1. THE CANTOR OR PRECENTOR
The cantor was one of the most important officials in the monastery. He was appointed, of course, by the abbot, but with a necessary regard to the varied qualifications required for the office; for the cantor was both singer, chief librarian, and archivist. He should be a priest, says one English Custumal, of proved, upright character, wise and well instructed in all knowledge pertaining to his office, as well as thoroughly conversant with ecclesiastical customs. Under his management all the church services were arranged and performed: the names of those who were to take part in the singing of Lessons or Responsories at Matins or other parts of the daily Office were set down by him on the table, or official programme, and no one could refuse any duty assigned to him in this way. In everything regarding the church services the cantor had no superior except the abbot, although in certain cases, where the Divine Office, for example, had been delayed for some reason or other, the sacrist might sign to him in suggestion that he should cause the singers to chant more briskly. What he arranged to be sung had to be sung, what he settled to be read in the refectory had to be read; the portion of Sacred Scripture, or other book that he had marked for the evening Collation, had to be used, and no other.
The place of the cantor in the church was always on the right hand of the choir; that of his assistant, the succentor, or sub-cantor, was on the left. It was part of the cantor’s duty to move about the choir when it was necessary to regulate the singing, and especially when any Prose, or long Magnificat with difficult music was being sung. Above all things, he had to guard against mistakes, or even the possibility of mistakes, in the divine service by every means in his power. With this end in view, he was instructed to select only music that was known to all, and to see that it was sung in the traditional manner. To guard against faults in reading and singing he was obliged by his office to go over the Lessons for Matins with the younger monks, and to hear the reader in the refectory before the meals, in order to point out defects of pronunciation and quantity, as well as to regulate the tone of the voice and the rate of reading.

What to do:
**a)** List the qualifications that the passage on the cantor says one English Custumal requires of a cantor.
**b)** Answer these questions from the passage on the cantor:
(i) Who appointed the cantor?
(ii) On which side of the choir was the succentor's place?
(iii) What did the cantor go over with the younger monks?
The listing is separate material, apart from the passage on the cantor.

Extracted data entries:

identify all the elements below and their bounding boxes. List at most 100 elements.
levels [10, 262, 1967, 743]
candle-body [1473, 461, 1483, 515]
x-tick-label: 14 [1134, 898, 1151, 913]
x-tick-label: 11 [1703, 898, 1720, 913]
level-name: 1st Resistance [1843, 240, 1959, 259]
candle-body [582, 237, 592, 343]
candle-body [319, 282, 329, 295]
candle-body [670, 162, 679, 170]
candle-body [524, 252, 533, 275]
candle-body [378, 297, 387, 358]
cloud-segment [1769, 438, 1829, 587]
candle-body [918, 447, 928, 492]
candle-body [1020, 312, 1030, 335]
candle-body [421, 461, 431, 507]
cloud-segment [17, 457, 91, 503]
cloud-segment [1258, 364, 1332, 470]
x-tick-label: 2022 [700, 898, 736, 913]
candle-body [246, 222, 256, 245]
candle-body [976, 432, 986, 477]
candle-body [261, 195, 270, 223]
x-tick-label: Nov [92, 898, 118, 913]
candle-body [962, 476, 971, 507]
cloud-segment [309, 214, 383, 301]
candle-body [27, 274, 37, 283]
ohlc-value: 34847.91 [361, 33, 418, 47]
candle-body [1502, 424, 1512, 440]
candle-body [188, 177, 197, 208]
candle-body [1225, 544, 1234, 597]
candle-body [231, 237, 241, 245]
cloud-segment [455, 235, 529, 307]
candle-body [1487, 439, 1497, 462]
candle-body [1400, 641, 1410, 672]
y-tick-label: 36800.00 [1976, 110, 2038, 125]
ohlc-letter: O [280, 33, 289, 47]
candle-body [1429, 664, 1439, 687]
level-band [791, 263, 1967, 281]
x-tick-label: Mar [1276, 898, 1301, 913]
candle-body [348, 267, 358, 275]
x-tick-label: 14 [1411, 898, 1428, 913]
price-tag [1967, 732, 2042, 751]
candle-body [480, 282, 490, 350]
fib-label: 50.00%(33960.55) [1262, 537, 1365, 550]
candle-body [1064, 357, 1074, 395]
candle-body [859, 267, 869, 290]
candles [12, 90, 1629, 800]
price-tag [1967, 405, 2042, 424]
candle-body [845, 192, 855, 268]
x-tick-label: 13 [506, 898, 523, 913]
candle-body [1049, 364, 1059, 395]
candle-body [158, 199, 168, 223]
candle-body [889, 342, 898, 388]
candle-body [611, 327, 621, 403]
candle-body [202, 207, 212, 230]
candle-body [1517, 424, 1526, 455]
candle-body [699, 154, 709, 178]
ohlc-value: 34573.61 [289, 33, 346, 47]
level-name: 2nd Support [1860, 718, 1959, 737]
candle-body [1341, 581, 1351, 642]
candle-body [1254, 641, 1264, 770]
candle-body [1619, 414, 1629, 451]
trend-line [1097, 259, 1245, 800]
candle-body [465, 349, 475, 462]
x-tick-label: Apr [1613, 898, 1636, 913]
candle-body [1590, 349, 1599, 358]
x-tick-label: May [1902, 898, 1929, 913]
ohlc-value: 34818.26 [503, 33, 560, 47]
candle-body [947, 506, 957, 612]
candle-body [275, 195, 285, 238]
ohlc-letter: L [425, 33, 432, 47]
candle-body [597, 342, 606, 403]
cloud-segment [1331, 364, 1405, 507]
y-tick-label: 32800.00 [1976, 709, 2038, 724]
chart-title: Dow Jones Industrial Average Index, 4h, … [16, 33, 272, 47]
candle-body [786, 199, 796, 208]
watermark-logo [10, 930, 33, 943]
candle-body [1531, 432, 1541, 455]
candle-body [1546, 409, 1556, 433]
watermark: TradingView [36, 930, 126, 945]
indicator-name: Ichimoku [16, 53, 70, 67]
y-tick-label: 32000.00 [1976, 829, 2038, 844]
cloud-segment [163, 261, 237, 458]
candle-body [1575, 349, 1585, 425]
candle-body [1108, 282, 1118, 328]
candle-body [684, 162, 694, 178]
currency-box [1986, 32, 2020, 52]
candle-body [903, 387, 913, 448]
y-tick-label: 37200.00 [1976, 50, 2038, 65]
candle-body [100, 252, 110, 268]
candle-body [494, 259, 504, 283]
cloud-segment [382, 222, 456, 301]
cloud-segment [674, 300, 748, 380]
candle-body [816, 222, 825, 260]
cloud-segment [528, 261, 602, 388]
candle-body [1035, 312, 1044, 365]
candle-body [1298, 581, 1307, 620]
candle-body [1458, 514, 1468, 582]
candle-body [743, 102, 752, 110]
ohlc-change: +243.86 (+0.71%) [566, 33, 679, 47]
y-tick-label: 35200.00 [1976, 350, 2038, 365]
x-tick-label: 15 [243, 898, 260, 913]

Results of the exercise:
**a)**
- He should be a priest.
- He should be of proved, upright character.
- He should be wise and well instructed in all knowledge pertaining to his office.
- He should be thoroughly conversant with ecclesiastical customs.

**b)**
(i) The abbot.
(ii) The left.
(iii) The Lessons for Matins.